» **Directions**
Transcribe every entry below word for word, but skip the pictures.

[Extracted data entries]
※ ※ ※

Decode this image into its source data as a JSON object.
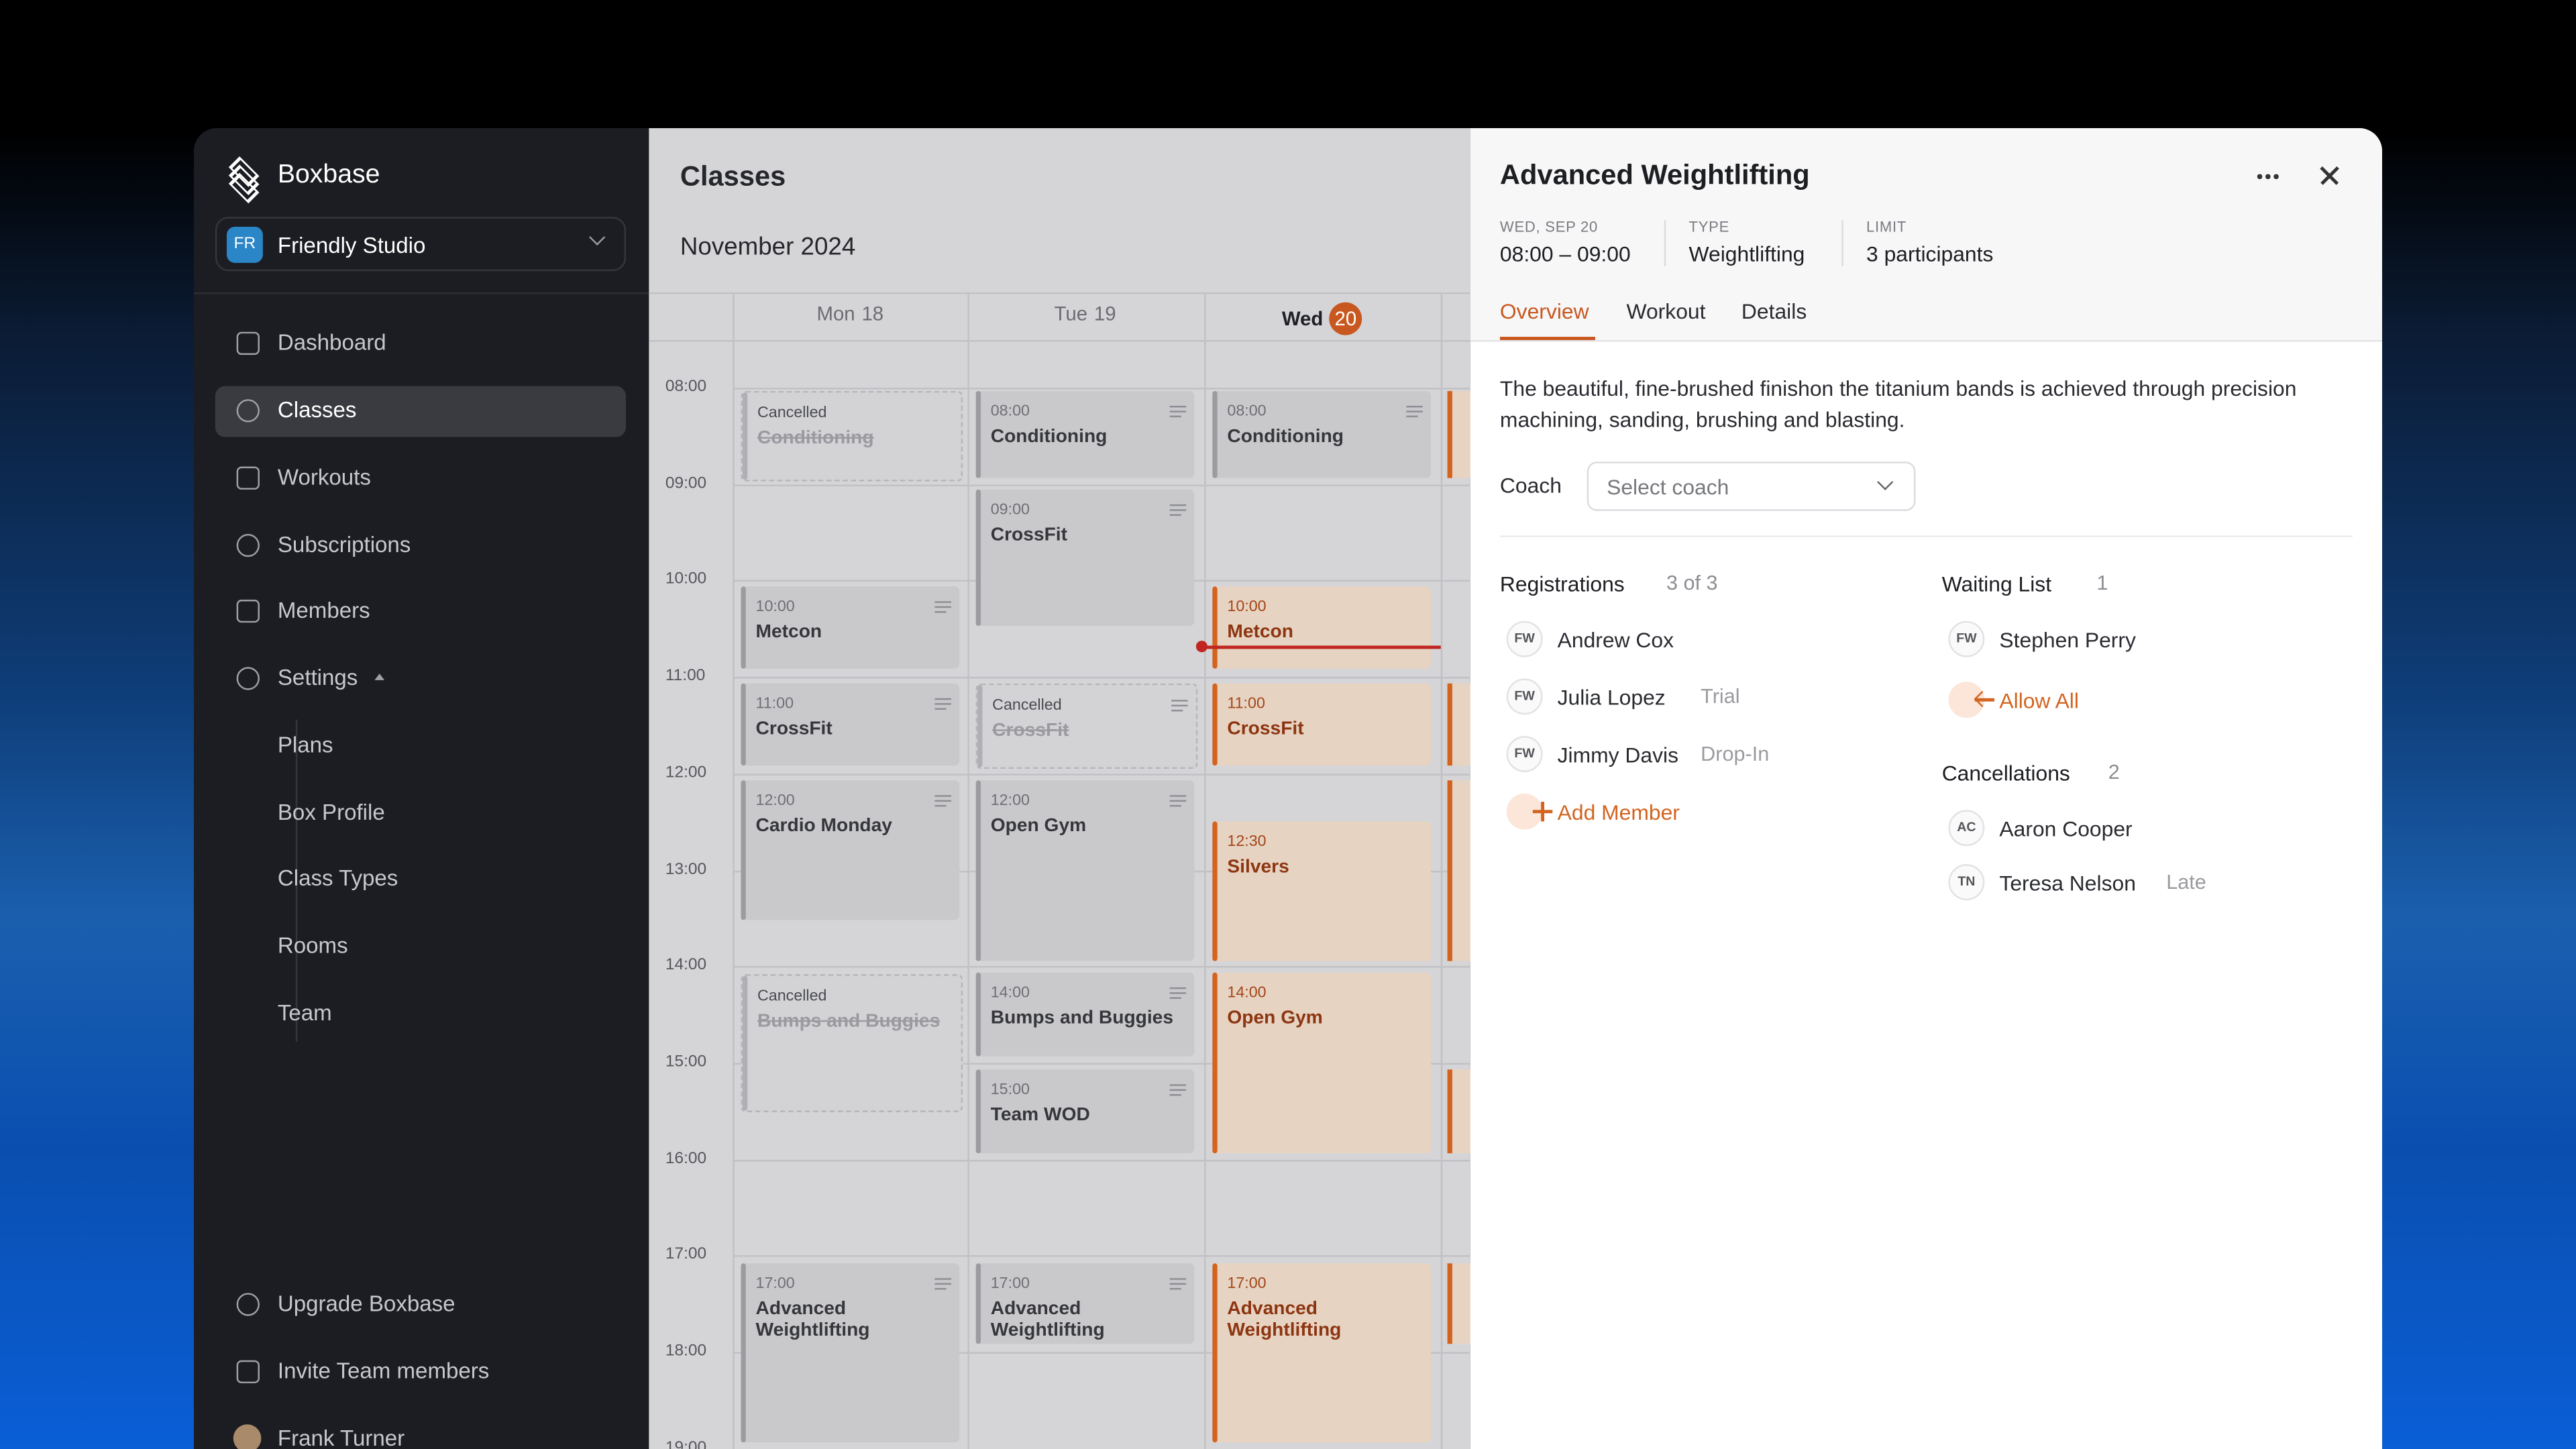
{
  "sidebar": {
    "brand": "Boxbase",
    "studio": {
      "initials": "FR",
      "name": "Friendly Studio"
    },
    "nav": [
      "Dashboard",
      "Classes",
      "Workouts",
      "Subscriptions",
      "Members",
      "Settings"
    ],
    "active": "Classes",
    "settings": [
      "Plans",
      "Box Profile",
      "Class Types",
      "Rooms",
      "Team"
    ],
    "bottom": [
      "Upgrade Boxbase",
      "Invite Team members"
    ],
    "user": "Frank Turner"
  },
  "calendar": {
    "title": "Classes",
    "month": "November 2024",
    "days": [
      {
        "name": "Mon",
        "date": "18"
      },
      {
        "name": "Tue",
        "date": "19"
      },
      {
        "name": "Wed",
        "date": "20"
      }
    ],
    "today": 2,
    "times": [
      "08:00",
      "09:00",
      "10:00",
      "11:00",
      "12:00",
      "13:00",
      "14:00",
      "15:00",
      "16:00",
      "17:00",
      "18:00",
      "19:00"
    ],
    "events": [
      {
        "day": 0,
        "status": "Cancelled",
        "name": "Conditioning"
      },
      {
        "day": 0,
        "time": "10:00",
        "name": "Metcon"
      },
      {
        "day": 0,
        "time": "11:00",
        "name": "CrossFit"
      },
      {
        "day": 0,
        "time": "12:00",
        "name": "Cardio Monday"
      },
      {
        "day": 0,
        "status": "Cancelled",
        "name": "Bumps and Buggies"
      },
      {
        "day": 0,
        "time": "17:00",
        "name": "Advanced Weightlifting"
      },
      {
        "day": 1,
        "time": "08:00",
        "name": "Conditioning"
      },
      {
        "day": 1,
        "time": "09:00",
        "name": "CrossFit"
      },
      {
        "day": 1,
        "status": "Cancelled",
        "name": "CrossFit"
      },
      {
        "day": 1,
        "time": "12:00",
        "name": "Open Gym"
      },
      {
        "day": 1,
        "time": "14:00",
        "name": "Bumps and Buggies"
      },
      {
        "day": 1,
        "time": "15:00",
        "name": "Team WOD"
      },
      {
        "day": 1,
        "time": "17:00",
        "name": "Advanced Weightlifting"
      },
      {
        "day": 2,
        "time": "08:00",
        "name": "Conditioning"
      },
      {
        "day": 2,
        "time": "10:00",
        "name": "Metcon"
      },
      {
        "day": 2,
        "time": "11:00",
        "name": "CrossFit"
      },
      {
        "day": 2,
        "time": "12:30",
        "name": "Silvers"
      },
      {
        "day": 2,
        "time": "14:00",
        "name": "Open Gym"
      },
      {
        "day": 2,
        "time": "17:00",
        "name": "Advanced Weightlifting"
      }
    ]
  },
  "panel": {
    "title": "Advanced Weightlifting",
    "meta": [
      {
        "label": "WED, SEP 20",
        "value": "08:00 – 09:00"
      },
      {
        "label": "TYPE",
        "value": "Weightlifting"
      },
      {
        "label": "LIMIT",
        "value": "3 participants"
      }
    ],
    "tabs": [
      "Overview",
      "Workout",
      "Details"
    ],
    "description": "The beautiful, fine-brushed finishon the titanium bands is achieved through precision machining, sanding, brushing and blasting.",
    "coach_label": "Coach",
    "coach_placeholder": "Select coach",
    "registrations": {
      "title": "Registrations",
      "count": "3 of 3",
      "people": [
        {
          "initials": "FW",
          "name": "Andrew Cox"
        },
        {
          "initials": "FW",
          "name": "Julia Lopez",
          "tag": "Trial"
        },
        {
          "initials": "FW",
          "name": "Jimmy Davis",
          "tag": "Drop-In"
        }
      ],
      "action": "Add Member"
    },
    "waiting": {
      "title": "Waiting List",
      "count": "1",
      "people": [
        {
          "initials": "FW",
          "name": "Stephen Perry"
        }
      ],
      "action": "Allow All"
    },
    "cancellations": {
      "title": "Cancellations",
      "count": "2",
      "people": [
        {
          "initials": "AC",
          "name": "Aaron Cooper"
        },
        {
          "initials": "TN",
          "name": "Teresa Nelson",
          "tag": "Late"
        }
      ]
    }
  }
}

※ ※ ※

» **Full response**
Decode this image into its source data as a JSON object.
{
  "sidebar": {
    "brand": "Boxbase",
    "studio": {
      "initials": "FR",
      "name": "Friendly Studio"
    },
    "nav": [
      "Dashboard",
      "Classes",
      "Workouts",
      "Subscriptions",
      "Members",
      "Settings"
    ],
    "active": "Classes",
    "settings": [
      "Plans",
      "Box Profile",
      "Class Types",
      "Rooms",
      "Team"
    ],
    "bottom": [
      "Upgrade Boxbase",
      "Invite Team members"
    ],
    "user": "Frank Turner"
  },
  "calendar": {
    "title": "Classes",
    "month": "November 2024",
    "days": [
      {
        "name": "Mon",
        "date": "18"
      },
      {
        "name": "Tue",
        "date": "19"
      },
      {
        "name": "Wed",
        "date": "20"
      }
    ],
    "today": 2,
    "times": [
      "08:00",
      "09:00",
      "10:00",
      "11:00",
      "12:00",
      "13:00",
      "14:00",
      "15:00",
      "16:00",
      "17:00",
      "18:00",
      "19:00"
    ],
    "events": [
      {
        "day": 0,
        "status": "Cancelled",
        "name": "Conditioning"
      },
      {
        "day": 0,
        "time": "10:00",
        "name": "Metcon"
      },
      {
        "day": 0,
        "time": "11:00",
        "name": "CrossFit"
      },
      {
        "day": 0,
        "time": "12:00",
        "name": "Cardio Monday"
      },
      {
        "day": 0,
        "status": "Cancelled",
        "name": "Bumps and Buggies"
      },
      {
        "day": 0,
        "time": "17:00",
        "name": "Advanced Weightlifting"
      },
      {
        "day": 1,
        "time": "08:00",
        "name": "Conditioning"
      },
      {
        "day": 1,
        "time": "09:00",
        "name": "CrossFit"
      },
      {
        "day": 1,
        "status": "Cancelled",
        "name": "CrossFit"
      },
      {
        "day": 1,
        "time": "12:00",
        "name": "Open Gym"
      },
      {
        "day": 1,
        "time": "14:00",
        "name": "Bumps and Buggies"
      },
      {
        "day": 1,
        "time": "15:00",
        "name": "Team WOD"
      },
      {
        "day": 1,
        "time": "17:00",
        "name": "Advanced Weightlifting"
      },
      {
        "day": 2,
        "time": "08:00",
        "name": "Conditioning"
      },
      {
        "day": 2,
        "time": "10:00",
        "name": "Metcon"
      },
      {
        "day": 2,
        "time": "11:00",
        "name": "CrossFit"
      },
      {
        "day": 2,
        "time": "12:30",
        "name": "Silvers"
      },
      {
        "day": 2,
        "time": "14:00",
        "name": "Open Gym"
      },
      {
        "day": 2,
        "time": "17:00",
        "name": "Advanced Weightlifting"
      }
    ]
  },
  "panel": {
    "title": "Advanced Weightlifting",
    "meta": [
      {
        "label": "WED, SEP 20",
        "value": "08:00 – 09:00"
      },
      {
        "label": "TYPE",
        "value": "Weightlifting"
      },
      {
        "label": "LIMIT",
        "value": "3 participants"
      }
    ],
    "tabs": [
      "Overview",
      "Workout",
      "Details"
    ],
    "description": "The beautiful, fine-brushed finishon the titanium bands is achieved through precision machining, sanding, brushing and blasting.",
    "coach_label": "Coach",
    "coach_placeholder": "Select coach",
    "registrations": {
      "title": "Registrations",
      "count": "3 of 3",
      "people": [
        {
          "initials": "FW",
          "name": "Andrew Cox"
        },
        {
          "initials": "FW",
          "name": "Julia Lopez",
          "tag": "Trial"
        },
        {
          "initials": "FW",
          "name": "Jimmy Davis",
          "tag": "Drop-In"
        }
      ],
      "action": "Add Member"
    },
    "waiting": {
      "title": "Waiting List",
      "count": "1",
      "people": [
        {
          "initials": "FW",
          "name": "Stephen Perry"
        }
      ],
      "action": "Allow All"
    },
    "cancellations": {
      "title": "Cancellations",
      "count": "2",
      "people": [
        {
          "initials": "AC",
          "name": "Aaron Cooper"
        },
        {
          "initials": "TN",
          "name": "Teresa Nelson",
          "tag": "Late"
        }
      ]
    }
  }
}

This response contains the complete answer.